(Task)
In the guide to deploying on Hugging Face Spaces, what should be selected as the SDK when creating a new Space?

(Passage to read)
[Start of section]

Skip to content

Deploying to Hugging Face Spaces (Free)

Hugging Face Spaces hosts your FastAPI service for free with no credit card required.

Free Option

Services stay live and do not require a card to deploy.

HF Spaces is Its Own Git Repo

HF Spaces does not sync from your GitHub repo automatically. It creates its own git repo at huggingface.co/spaces/YOUR-USERNAME/YOUR-SPACE-NAME. We upload files to that HF repo via the browser.

Requirements

  • A free account at huggingface.co
  • artifacts/model.joblib committed to your repo
  • run model_builder_case.py locally first if missing.
  • For a custom model output your model_yourname.joblib.

Update Configuration Files

Update the app.py file in the root project folder. It may need changes if your folders or file names have been changed.

Update the Dockerfile file in the root project folder.

Update the requirements.txt file in the root project folder. It may not need any changes.

Steps

  1. Go to huggingface.co/new-space.
  2. Give your Space a name (e.g. ml-penguin-predictor).
  3. Select Docker as the SDK, no template needed.
  4. Set visibility to Public.
  5. Click Create Space.

Editing Files

Files live in the HF repo. Go to (customize for your HF space):

https://huggingface.co/spaces/YOUR-USERNAME/YOUR-SPACE-NAME/tree/main

For example:

https://huggingface.co/spaces/denisecase/ml-penguin-predictor/tree/main

Click Contribute" / Upload Files. Then drag & drop from your repo (drag the whole folder from root):

  • artifacts/ - must have model.joblib or similar
  • src/ - includes mlstudio and all the files
  • Dockerfile
  • README.md
  • app.py
  • pyproject.toml
  • requirements.txt

Public URLs

For example:

Testing Your Deployment

Replace YOUR-URL with your Hugging Face Space URL:

# PowerShell
curl -X POST https://YOUR-USERNAME-YOUR-SPACE-NAME.hf.space/predict `
     -H "Content-Type: application/json" `
     -d '{"bill_length_mm": 39.1, "bill_depth_mm": 18.7, "flipper_length_mm": 181, "body_mass_g": 3750}'

# macOS / Linux
curl -X POST https://YOUR-USERNAME-YOUR-SPACE-NAME.hf.space/predict \
     -H "Content-Type: application/json" \
     -d '{"bill_length_mm": 39.1, "bill_depth_mm": 18.7, "flipper_length_mm": 181, "body_mass_g": 3750}'

Should return:

{ "prediction": "Adelie" }

Interactive API docs are available at https://YOUR-URL/docs.

Notes

  • Updates: To update your Space, re-upload changed files via the browser.
  • Logs: View build and runtime logs in the Space's Logs tab.
  • model.joblib: Must be uploaded. HF builds from its own repo, not your GitHub repo.
  • Custom model: If you trained a custom model, upload artifacts/model_yourname.joblib and update app.py to point to it.

[End of section]

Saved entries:
[Start of section]

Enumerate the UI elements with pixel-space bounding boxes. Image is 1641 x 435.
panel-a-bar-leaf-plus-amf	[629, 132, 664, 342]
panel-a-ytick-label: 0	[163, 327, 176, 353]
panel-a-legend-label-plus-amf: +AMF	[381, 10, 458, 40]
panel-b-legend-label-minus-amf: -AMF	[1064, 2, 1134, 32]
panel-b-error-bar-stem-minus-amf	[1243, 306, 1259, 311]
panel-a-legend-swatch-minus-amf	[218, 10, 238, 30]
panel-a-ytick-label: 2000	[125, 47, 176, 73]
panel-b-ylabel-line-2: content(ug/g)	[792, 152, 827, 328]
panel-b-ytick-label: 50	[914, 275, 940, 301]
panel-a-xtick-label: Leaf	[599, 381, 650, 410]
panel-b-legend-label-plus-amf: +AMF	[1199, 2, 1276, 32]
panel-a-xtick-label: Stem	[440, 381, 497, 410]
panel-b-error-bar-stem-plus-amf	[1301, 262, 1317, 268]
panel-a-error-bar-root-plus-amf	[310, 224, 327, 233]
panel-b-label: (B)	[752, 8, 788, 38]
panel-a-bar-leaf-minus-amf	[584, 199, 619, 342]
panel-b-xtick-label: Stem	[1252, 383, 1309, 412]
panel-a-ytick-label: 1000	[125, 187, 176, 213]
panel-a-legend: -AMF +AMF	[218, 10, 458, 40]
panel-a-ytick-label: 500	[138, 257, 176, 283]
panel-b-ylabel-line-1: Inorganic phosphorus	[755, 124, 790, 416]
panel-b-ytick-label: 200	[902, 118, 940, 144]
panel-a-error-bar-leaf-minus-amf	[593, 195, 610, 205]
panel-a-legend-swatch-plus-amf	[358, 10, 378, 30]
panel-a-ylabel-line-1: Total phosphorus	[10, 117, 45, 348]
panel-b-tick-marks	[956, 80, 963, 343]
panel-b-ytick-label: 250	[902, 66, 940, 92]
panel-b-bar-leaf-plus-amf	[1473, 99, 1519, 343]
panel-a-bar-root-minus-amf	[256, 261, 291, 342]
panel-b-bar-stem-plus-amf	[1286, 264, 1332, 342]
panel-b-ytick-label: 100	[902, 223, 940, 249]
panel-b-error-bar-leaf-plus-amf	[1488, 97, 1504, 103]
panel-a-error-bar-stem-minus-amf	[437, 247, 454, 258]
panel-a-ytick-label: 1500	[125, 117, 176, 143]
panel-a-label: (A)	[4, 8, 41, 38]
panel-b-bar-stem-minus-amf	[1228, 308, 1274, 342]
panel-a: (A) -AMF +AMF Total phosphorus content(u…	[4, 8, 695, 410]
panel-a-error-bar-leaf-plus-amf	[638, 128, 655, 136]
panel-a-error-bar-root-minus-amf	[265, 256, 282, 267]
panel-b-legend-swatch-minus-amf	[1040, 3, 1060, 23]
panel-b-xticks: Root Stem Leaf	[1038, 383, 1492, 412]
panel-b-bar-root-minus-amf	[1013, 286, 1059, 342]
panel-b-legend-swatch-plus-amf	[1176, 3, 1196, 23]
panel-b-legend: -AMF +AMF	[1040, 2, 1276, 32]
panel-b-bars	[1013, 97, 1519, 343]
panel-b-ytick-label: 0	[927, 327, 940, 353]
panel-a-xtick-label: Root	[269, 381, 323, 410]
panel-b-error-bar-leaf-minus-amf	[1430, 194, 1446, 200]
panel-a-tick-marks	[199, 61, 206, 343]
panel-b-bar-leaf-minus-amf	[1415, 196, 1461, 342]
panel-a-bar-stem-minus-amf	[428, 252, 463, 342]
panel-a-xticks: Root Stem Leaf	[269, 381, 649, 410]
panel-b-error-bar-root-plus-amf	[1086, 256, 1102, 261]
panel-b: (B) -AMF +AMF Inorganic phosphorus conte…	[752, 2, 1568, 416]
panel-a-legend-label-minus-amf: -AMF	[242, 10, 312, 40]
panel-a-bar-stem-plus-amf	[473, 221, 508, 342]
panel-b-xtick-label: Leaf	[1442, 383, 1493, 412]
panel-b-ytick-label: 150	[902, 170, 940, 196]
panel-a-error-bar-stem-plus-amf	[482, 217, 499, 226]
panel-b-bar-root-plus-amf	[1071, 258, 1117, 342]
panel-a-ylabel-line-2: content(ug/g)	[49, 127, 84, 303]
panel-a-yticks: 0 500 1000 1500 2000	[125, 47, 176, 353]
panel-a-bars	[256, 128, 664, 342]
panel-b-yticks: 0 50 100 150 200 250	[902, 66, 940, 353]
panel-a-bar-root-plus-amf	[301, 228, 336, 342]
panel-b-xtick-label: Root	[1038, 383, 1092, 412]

[End of section]

(Completed task)
Docker, with no template needed.